Stated goal: In the records below, find the line holding "What does this"; copy it and every line after it to the end, omitting all images.

Task material:

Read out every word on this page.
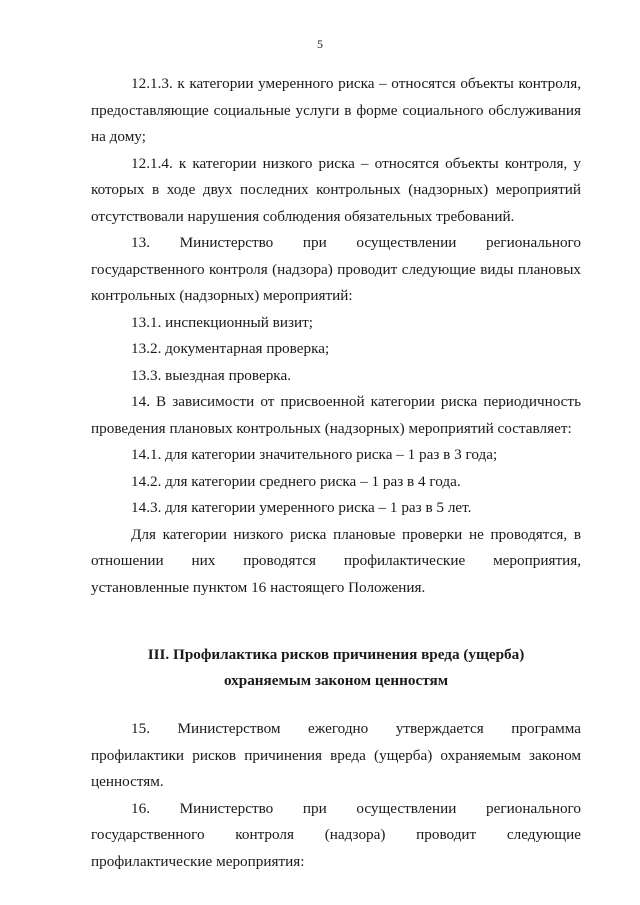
5

12.1.3. к категории умеренного риска – относятся объекты контроля, предоставляющие социальные услуги в форме социального обслуживания на дому;

12.1.4. к категории низкого риска – относятся объекты контроля, у которых в ходе двух последних контрольных (надзорных) мероприятий отсутствовали нарушения соблюдения обязательных требований.

13. Министерство при осуществлении регионального

государственного контроля (надзора) проводит следующие виды плановых контрольных (надзорных) мероприятий:

13.1. инспекционный визит;

13.2. документарная проверка;

13.3. выездная проверка.

14. В зависимости от присвоенной категории риска периодичность проведения плановых контрольных (надзорных) мероприятий составляет:

14.1. для категории значительного риска – 1 раз в 3 года;

14.2. для категории среднего риска – 1 раз в 4 года.

14.3. для категории умеренного риска – 1 раз в 5 лет.

Для категории низкого риска плановые проверки не проводятся, в

отношении них проводятся профилактические мероприятия,

установленные пунктом 16 настоящего Положения.

III. Профилактика рисков причинения вреда (ущерба)
охраняемым законом ценностям

15. Министерством ежегодно утверждается программа профилактики рисков причинения вреда (ущерба) охраняемым законом ценностям.

16. Министерство при осуществлении регионального

государственного контроля (надзора) проводит следующие

профилактические мероприятия:
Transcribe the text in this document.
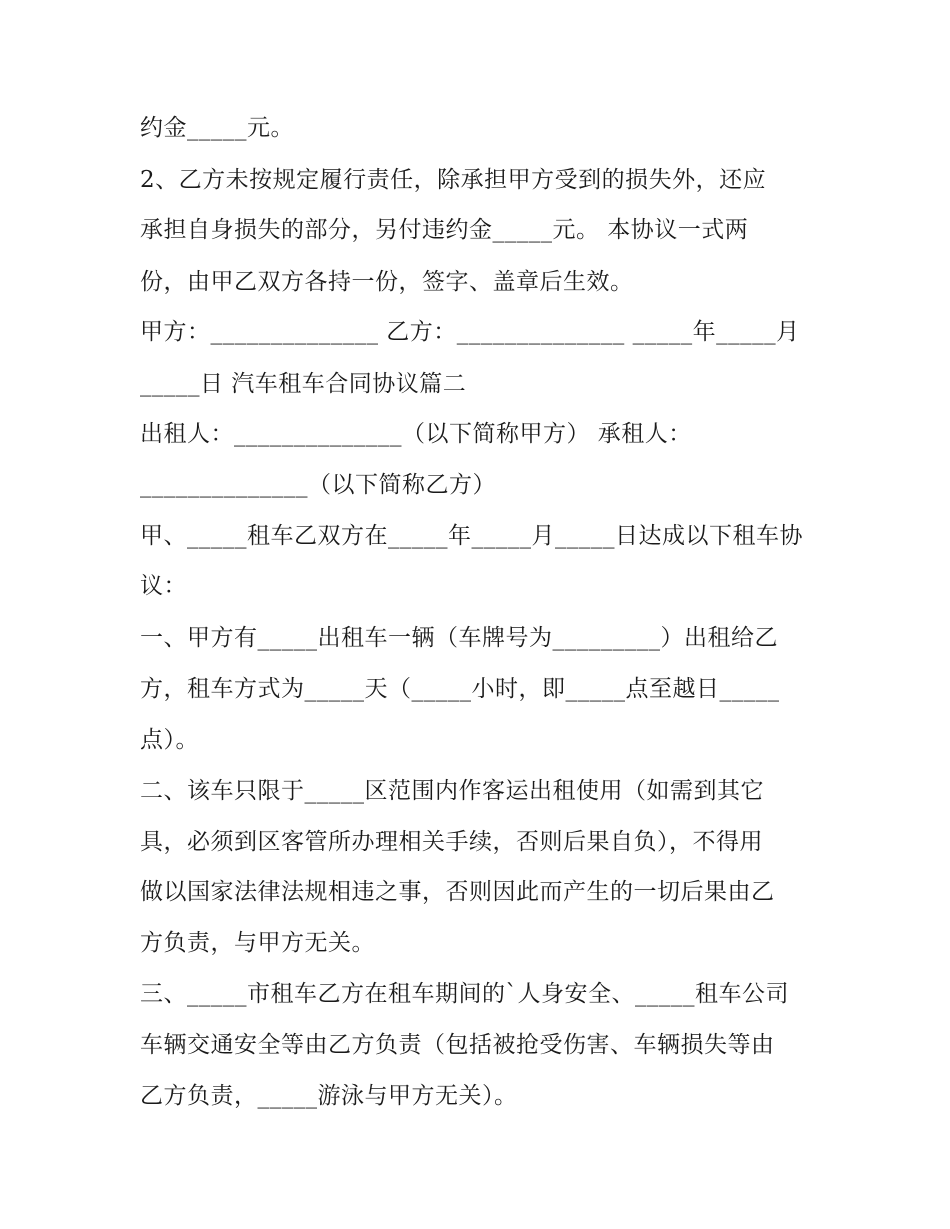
约金_____元。

2、乙方未按规定履行责任，除承担甲方受到的损失外，还应

承担自身损失的部分，另付违约金_____元。 本协议一式两

份，由甲乙双方各持一份，签字、盖章后生效。

甲方：______________ 乙方：______________ _____年_____月

_____日 汽车租车合同协议篇二

出租人：______________（以下简称甲方） 承租人：

______________（以下简称乙方）

甲、_____租车乙双方在_____年_____月_____日达成以下租车协

议：

一、甲方有_____出租车一辆（车牌号为_________）出租给乙

方，租车方式为_____天（_____小时，即_____点至越日_____

点）。

二、该车只限于_____区范围内作客运出租使用（如需到其它

具，必须到区客管所办理相关手续，否则后果自负），不得用

做以国家法律法规相违之事，否则因此而产生的一切后果由乙

方负责，与甲方无关。

三、_____市租车乙方在租车期间的`人身安全、_____租车公司

车辆交通安全等由乙方负责（包括被抢受伤害、车辆损失等由

乙方负责，_____游泳与甲方无关）。
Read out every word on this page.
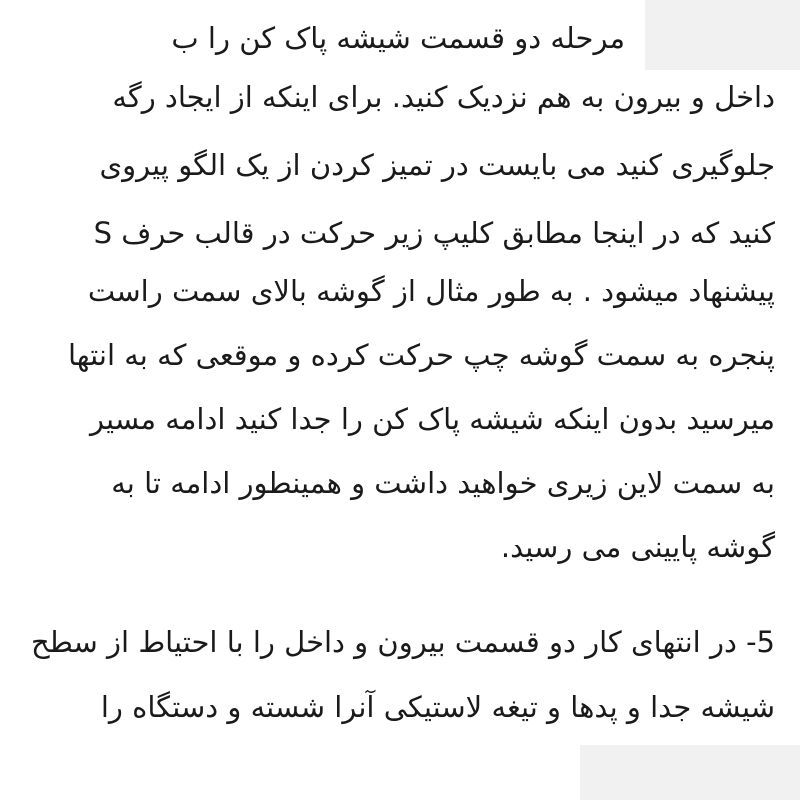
مرحله دو قسمت شیشه پاک کن را ب
داخل و بیرون به هم نزدیک کنید. برای اینکه از ایجاد رگه
جلوگیری کنید می بایست در تمیز کردن از یک الگو پیروی
کنید که در اینجا مطابق کلیپ زیر حرکت در قالب حرف S
پیشنهاد میشود . به طور مثال از گوشه بالای سمت راست
پنجره به سمت گوشه چپ حرکت کرده و موقعی که به انتها
میرسید بدون اینکه شیشه پاک کن را جدا کنید ادامه مسیر
به سمت لاین زیری خواهید داشت و همینطور ادامه تا به
گوشه پایینی می رسید.
5- در انتهای کار دو قسمت بیرون و داخل را با احتیاط از سطح
شیشه جدا و پدها و تیغه لاستیکی آنرا شسته و دستگاه را
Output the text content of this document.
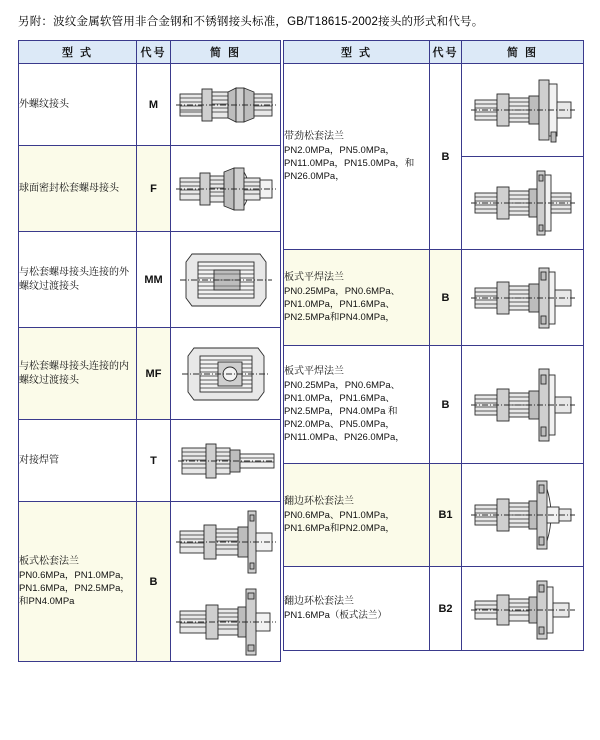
另附：波纹金属软管用非合金钢和不锈钢接头标准，GB/T18615-2002接头的形式和代号。

型 式	代号	简 图

外螺纹接头	M	

球面密封松套螺母接头	F	

与松套螺母接头连接的外螺纹过渡接头	MM	

与松套螺母接头连接的内螺纹过渡接头	MF	

对接焊管	T	

板式松套法兰
PN0.6MPa，PN1.0MPa，PN1.6MPa，PN2.5MPa，和PN4.0MPa	B	
型 式	代号	简 图

带劲松套法兰
PN2.0MPa，PN5.0MPa，PN11.0MPa，PN15.0MPa，和PN26.0MPa，	B	

板式平焊法兰
PN0.25MPa，PN0.6MPa、PN1.0MPa，PN1.6MPa、PN2.5MPa和PN4.0MPa，	B	

板式平焊法兰
PN0.25MPa，PN0.6MPa、PN1.0MPa，PN1.6MPa、PN2.5MPa，PN4.0MPa 和PN2.0MPa、PN5.0MPa，PN11.0MPa、PN26.0MPa，	B	

翻边环松套法兰
PN0.6MPa、PN1.0MPa，PN1.6MPa和PN2.0MPa，	B1	

翻边环松套法兰
PN1.6MPa（板式法兰）	B2	
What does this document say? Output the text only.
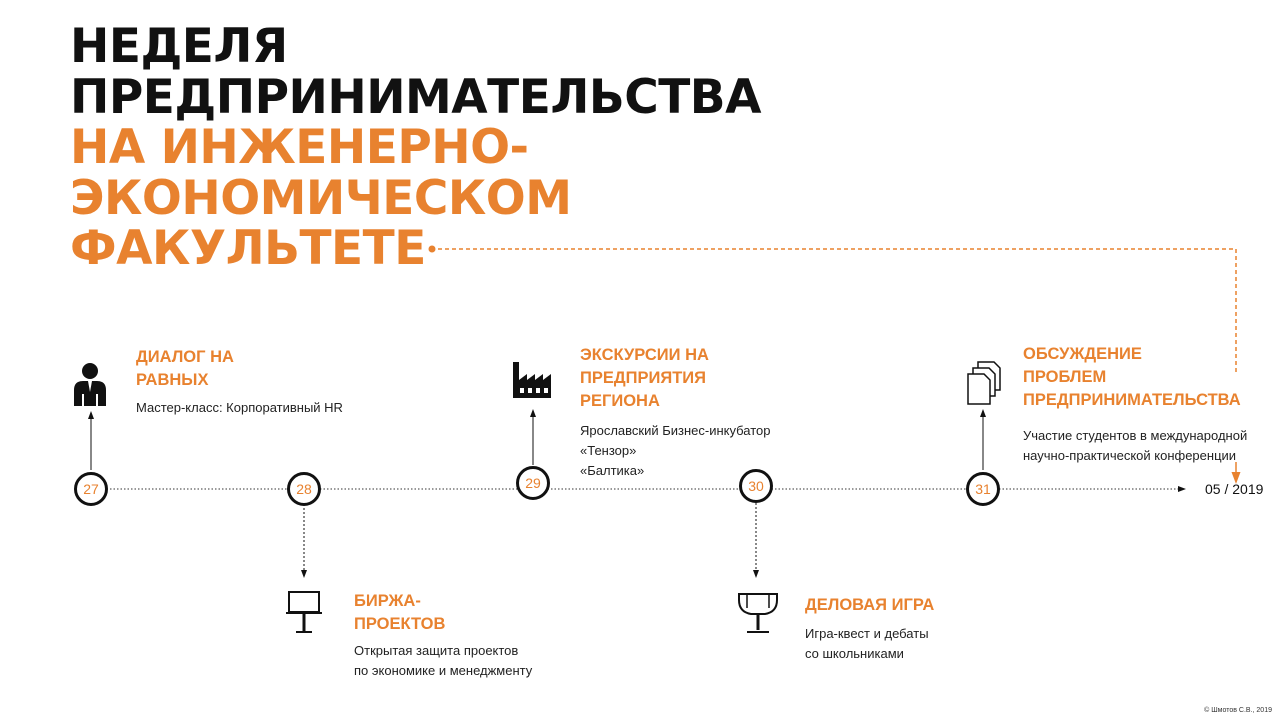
НЕДЕЛЯ
ПРЕДПРИНИМАТЕЛЬСТВА
НА ИНЖЕНЕРНО-
ЭКОНОМИЧЕСКОМ
ФАКУЛЬТЕТЕ
27	28	29	30	31	05 / 2019
ДИАЛОГ НА
РАВНЫХ
Мастер-класс: Корпоративный HR
БИРЖА-
ПРОЕКТОВ
Открытая защита проектов
по экономике и менеджменту
ЭКСКУРСИИ НА
ПРЕДПРИЯТИЯ
РЕГИОНА
Ярославский Бизнес-инкубатор
«Тензор»
«Балтика»
ДЕЛОВАЯ ИГРА
Игра-квест и дебаты
со школьниками
ОБСУЖДЕНИЕ
ПРОБЛЕМ
ПРЕДПРИНИМАТЕЛЬСТВА
Участие студентов в международной
научно-практической конференции
© Шмотов С.В., 2019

The result:
What does this document say? Output the text only.
НЕДЕЛЯ
ПРЕДПРИНИМАТЕЛЬСТВА
НА ИНЖЕНЕРНО-
ЭКОНОМИЧЕСКОМ
ФАКУЛЬТЕТЕ
27	28	29	30	31	05 / 2019
ДИАЛОГ НА
РАВНЫХ
Мастер-класс: Корпоративный HR
БИРЖА-
ПРОЕКТОВ
Открытая защита проектов
по экономике и менеджменту
ЭКСКУРСИИ НА
ПРЕДПРИЯТИЯ
РЕГИОНА
Ярославский Бизнес-инкубатор
«Тензор»
«Балтика»
ДЕЛОВАЯ ИГРА
Игра-квест и дебаты
со школьниками
ОБСУЖДЕНИЕ
ПРОБЛЕМ
ПРЕДПРИНИМАТЕЛЬСТВА
Участие студентов в международной
научно-практической конференции
© Шмотов С.В., 2019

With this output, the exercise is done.